REQUIRED WORK » Restate the records below word for word, and omit the images they hold.

LISTED ENTRIES »
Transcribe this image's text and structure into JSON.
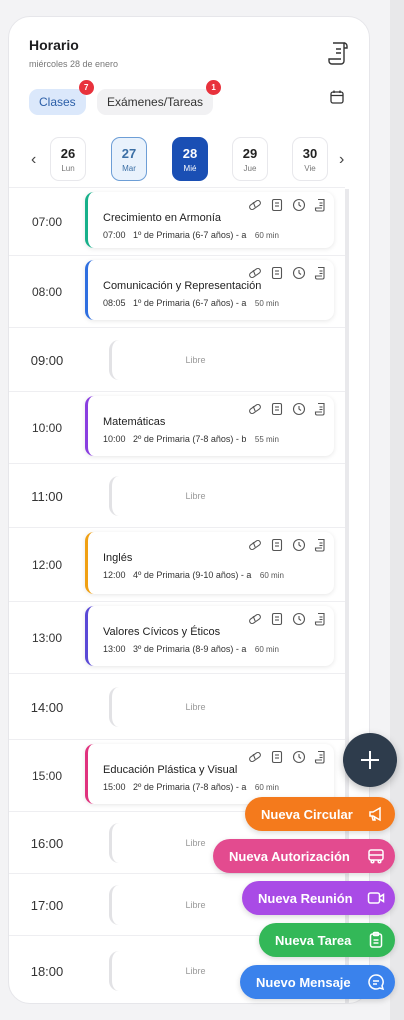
{
  "header": {
    "title": "Horario",
    "date": "miércoles 28 de enero"
  },
  "tabs": [
    {
      "label": "Clases",
      "badge": "7"
    },
    {
      "label": "Exámenes/Tareas",
      "badge": "1"
    }
  ],
  "days": [
    {
      "num": "26",
      "wd": "Lun"
    },
    {
      "num": "27",
      "wd": "Mar"
    },
    {
      "num": "28",
      "wd": "Mié"
    },
    {
      "num": "29",
      "wd": "Jue"
    },
    {
      "num": "30",
      "wd": "Vie"
    }
  ],
  "nav": {
    "prev": "‹",
    "next": "›"
  },
  "slots": [
    {
      "time": "07:00",
      "name": "Crecimiento en Armonía",
      "start": "07:00",
      "group": "1º de Primaria (6-7 años) - a",
      "duration": "60 min",
      "color": "#17b08a"
    },
    {
      "time": "08:00",
      "name": "Comunicación y Representación",
      "start": "08:05",
      "group": "1º de Primaria (6-7 años) - a",
      "duration": "50 min",
      "color": "#2f6fe0"
    },
    {
      "time": "09:00",
      "free": "Libre"
    },
    {
      "time": "10:00",
      "name": "Matemáticas",
      "start": "10:00",
      "group": "2º de Primaria (7-8 años) - b",
      "duration": "55 min",
      "color": "#8a3ee0"
    },
    {
      "time": "11:00",
      "free": "Libre"
    },
    {
      "time": "12:00",
      "name": "Inglés",
      "start": "12:00",
      "group": "4º de Primaria (9-10 años) - a",
      "duration": "60 min",
      "color": "#f0a013"
    },
    {
      "time": "13:00",
      "name": "Valores Cívicos y Éticos",
      "start": "13:00",
      "group": "3º de Primaria (8-9 años) - a",
      "duration": "60 min",
      "color": "#5a49d6"
    },
    {
      "time": "14:00",
      "free": "Libre"
    },
    {
      "time": "15:00",
      "name": "Educación Plástica y Visual",
      "start": "15:00",
      "group": "2º de Primaria (7-8 años) - a",
      "duration": "60 min",
      "color": "#e0327e"
    },
    {
      "time": "16:00",
      "free": "Libre"
    },
    {
      "time": "17:00",
      "free": "Libre"
    },
    {
      "time": "18:00",
      "free": "Libre"
    }
  ],
  "actions": [
    {
      "label": "Nueva Circular",
      "color": "#f47a1c",
      "icon": "megaphone-icon"
    },
    {
      "label": "Nueva Autorización",
      "color": "#e34b8f",
      "icon": "bus-icon"
    },
    {
      "label": "Nueva Reunión",
      "color": "#a94be6",
      "icon": "video-icon"
    },
    {
      "label": "Nueva Tarea",
      "color": "#33b858",
      "icon": "clipboard-icon"
    },
    {
      "label": "Nuevo Mensaje",
      "color": "#3a82ec",
      "icon": "chat-icon"
    }
  ]
}
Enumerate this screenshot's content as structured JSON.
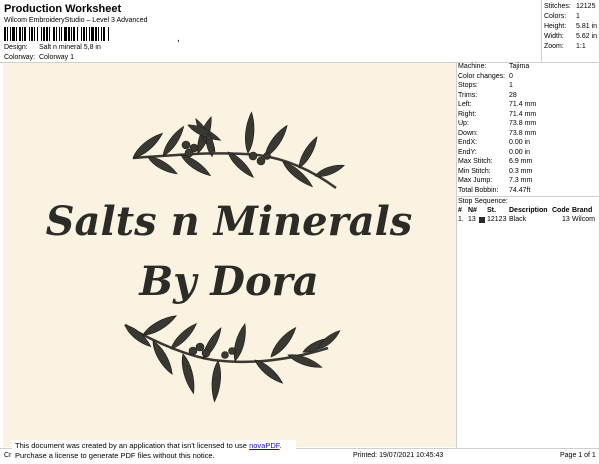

SOLVED PROBLEM »
Transcribe this image's text and structure into JSON.
{
  "header": {
    "title": "Horario",
    "date": "miércoles 28 de enero"
  },
  "tabs": [
    {
      "label": "Clases",
      "badge": "7"
    },
    {
      "label": "Exámenes/Tareas",
      "badge": "1"
    }
  ],
  "days": [
    {
      "num": "26",
      "wd": "Lun"
    },
    {
      "num": "27",
      "wd": "Mar"
    },
    {
      "num": "28",
      "wd": "Mié"
    },
    {
      "num": "29",
      "wd": "Jue"
    },
    {
      "num": "30",
      "wd": "Vie"
    }
  ],
  "nav": {
    "prev": "‹",
    "next": "›"
  },
  "slots": [
    {
      "time": "07:00",
      "name": "Crecimiento en Armonía",
      "start": "07:00",
      "group": "1º de Primaria (6-7 años) - a",
      "duration": "60 min",
      "color": "#17b08a"
    },
    {
      "time": "08:00",
      "name": "Comunicación y Representación",
      "start": "08:05",
      "group": "1º de Primaria (6-7 años) - a",
      "duration": "50 min",
      "color": "#2f6fe0"
    },
    {
      "time": "09:00",
      "free": "Libre"
    },
    {
      "time": "10:00",
      "name": "Matemáticas",
      "start": "10:00",
      "group": "2º de Primaria (7-8 años) - b",
      "duration": "55 min",
      "color": "#8a3ee0"
    },
    {
      "time": "11:00",
      "free": "Libre"
    },
    {
      "time": "12:00",
      "name": "Inglés",
      "start": "12:00",
      "group": "4º de Primaria (9-10 años) - a",
      "duration": "60 min",
      "color": "#f0a013"
    },
    {
      "time": "13:00",
      "name": "Valores Cívicos y Éticos",
      "start": "13:00",
      "group": "3º de Primaria (8-9 años) - a",
      "duration": "60 min",
      "color": "#5a49d6"
    },
    {
      "time": "14:00",
      "free": "Libre"
    },
    {
      "time": "15:00",
      "name": "Educación Plástica y Visual",
      "start": "15:00",
      "group": "2º de Primaria (7-8 años) - a",
      "duration": "60 min",
      "color": "#e0327e"
    },
    {
      "time": "16:00",
      "free": "Libre"
    },
    {
      "time": "17:00",
      "free": "Libre"
    },
    {
      "time": "18:00",
      "free": "Libre"
    }
  ],
  "actions": [
    {
      "label": "Nueva Circular",
      "color": "#f47a1c",
      "icon": "megaphone-icon"
    },
    {
      "label": "Nueva Autorización",
      "color": "#e34b8f",
      "icon": "bus-icon"
    },
    {
      "label": "Nueva Reunión",
      "color": "#a94be6",
      "icon": "video-icon"
    },
    {
      "label": "Nueva Tarea",
      "color": "#33b858",
      "icon": "clipboard-icon"
    },
    {
      "label": "Nuevo Mensaje",
      "color": "#3a82ec",
      "icon": "chat-icon"
    }
  ]
}
Enumerate this screenshot's content as structured JSON.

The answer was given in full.